Your instructions =>
Every line with the string "sender" should be gathered.

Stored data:
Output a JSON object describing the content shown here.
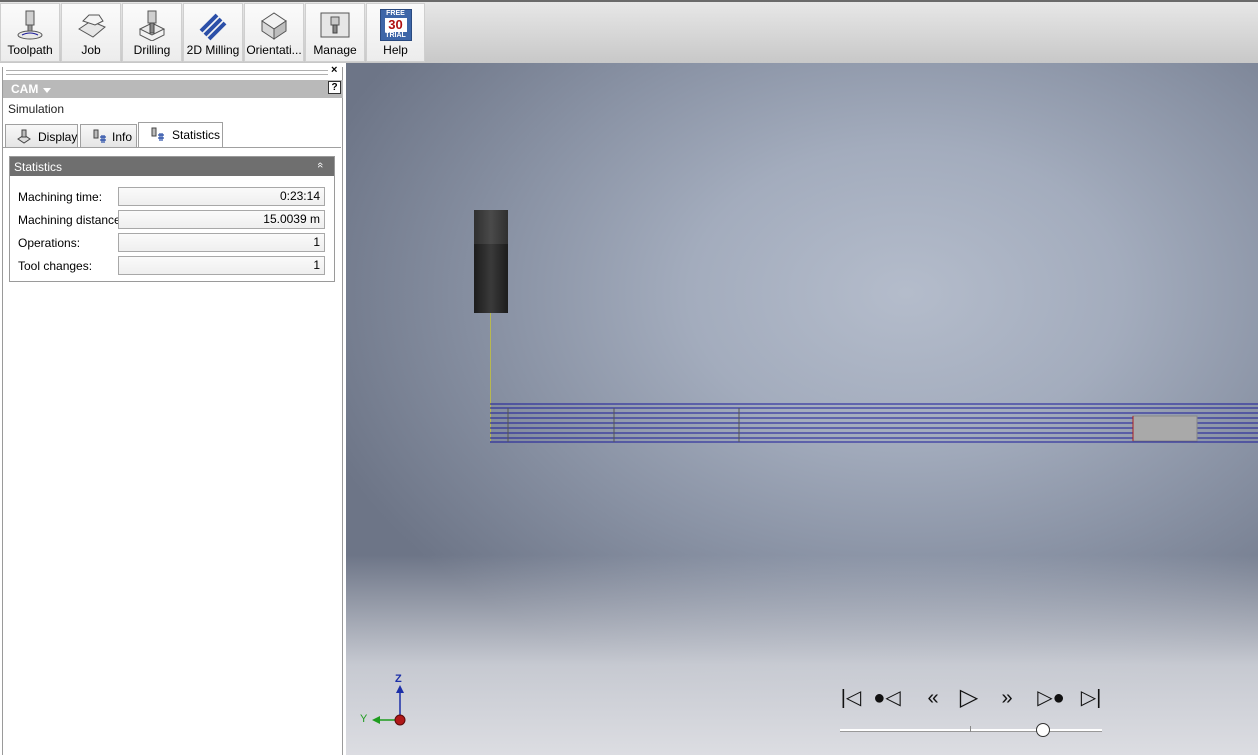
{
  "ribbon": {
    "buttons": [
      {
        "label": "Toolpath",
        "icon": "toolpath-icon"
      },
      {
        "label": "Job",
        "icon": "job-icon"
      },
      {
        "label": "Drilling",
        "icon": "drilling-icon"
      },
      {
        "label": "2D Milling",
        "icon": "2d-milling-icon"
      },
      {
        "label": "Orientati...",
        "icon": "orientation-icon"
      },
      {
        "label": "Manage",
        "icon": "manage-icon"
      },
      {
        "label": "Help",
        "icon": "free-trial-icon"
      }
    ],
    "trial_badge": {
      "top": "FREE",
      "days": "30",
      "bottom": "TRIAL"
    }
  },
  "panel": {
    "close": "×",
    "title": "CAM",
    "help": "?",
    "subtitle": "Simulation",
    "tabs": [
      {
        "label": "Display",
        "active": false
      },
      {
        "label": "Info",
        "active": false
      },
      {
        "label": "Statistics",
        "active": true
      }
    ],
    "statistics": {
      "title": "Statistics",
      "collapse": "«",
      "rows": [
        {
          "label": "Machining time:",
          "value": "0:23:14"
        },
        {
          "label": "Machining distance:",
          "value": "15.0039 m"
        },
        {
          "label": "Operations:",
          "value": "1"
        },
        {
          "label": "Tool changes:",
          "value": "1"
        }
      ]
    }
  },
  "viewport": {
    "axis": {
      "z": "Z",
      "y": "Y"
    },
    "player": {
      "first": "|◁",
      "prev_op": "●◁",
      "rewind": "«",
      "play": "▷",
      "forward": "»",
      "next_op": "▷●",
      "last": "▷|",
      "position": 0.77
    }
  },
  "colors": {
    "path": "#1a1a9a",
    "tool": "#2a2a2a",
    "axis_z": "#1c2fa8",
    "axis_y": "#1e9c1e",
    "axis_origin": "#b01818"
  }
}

--

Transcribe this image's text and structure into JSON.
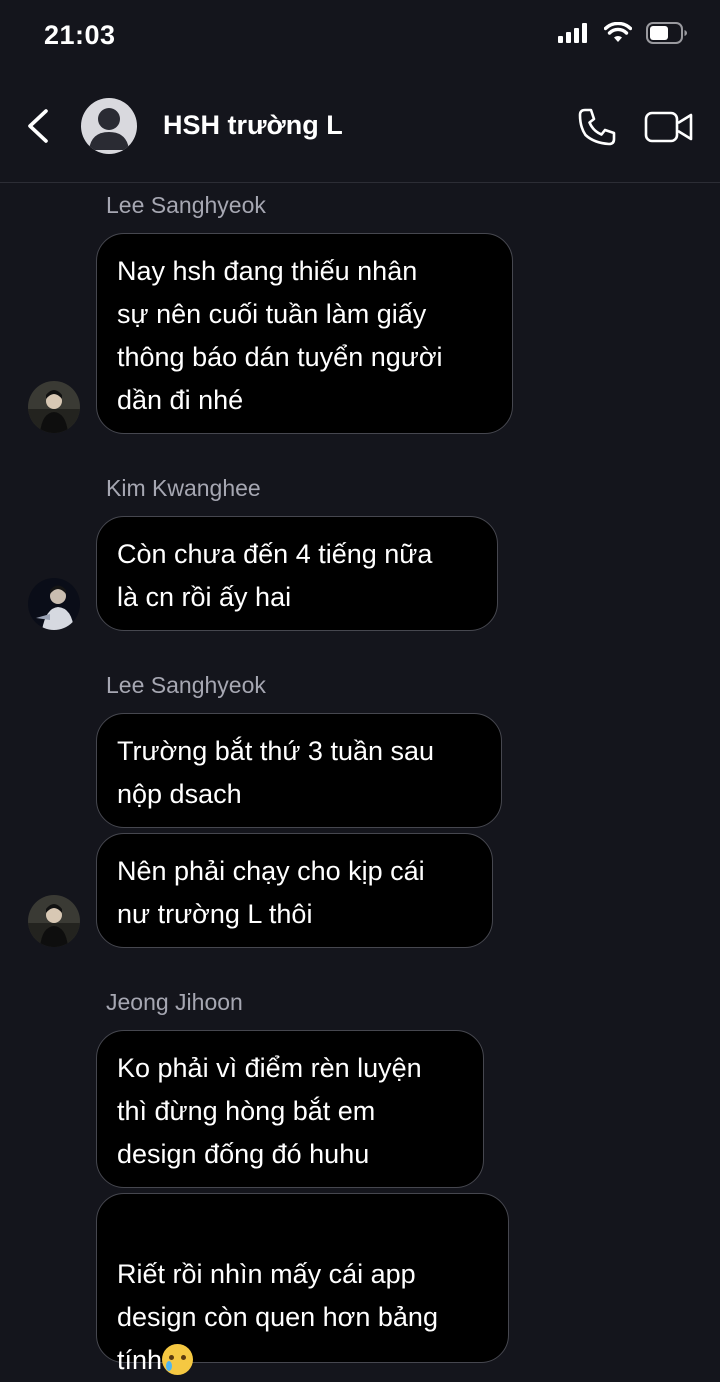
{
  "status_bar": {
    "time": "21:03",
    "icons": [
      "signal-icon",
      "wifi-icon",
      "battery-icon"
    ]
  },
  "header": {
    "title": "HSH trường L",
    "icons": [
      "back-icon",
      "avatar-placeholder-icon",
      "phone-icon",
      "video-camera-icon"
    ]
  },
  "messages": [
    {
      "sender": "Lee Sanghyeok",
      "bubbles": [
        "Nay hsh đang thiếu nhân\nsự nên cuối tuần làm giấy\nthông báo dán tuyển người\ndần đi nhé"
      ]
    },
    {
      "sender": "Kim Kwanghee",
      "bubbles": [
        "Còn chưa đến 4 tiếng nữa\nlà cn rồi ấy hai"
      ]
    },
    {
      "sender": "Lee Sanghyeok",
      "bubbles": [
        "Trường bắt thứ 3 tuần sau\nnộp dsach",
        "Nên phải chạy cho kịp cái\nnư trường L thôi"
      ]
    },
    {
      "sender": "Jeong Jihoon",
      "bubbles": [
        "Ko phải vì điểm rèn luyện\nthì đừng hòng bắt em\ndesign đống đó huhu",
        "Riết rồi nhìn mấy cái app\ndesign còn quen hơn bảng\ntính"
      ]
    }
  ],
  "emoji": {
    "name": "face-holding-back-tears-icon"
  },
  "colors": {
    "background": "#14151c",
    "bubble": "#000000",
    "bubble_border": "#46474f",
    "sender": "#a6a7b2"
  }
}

Completed task =>
      "sender": "Lee Sanghyeok",
      "sender": "Kim Kwanghee",
      "sender": "Lee Sanghyeok",
      "sender": "Jeong Jihoon",
    "sender": "#a6a7b2"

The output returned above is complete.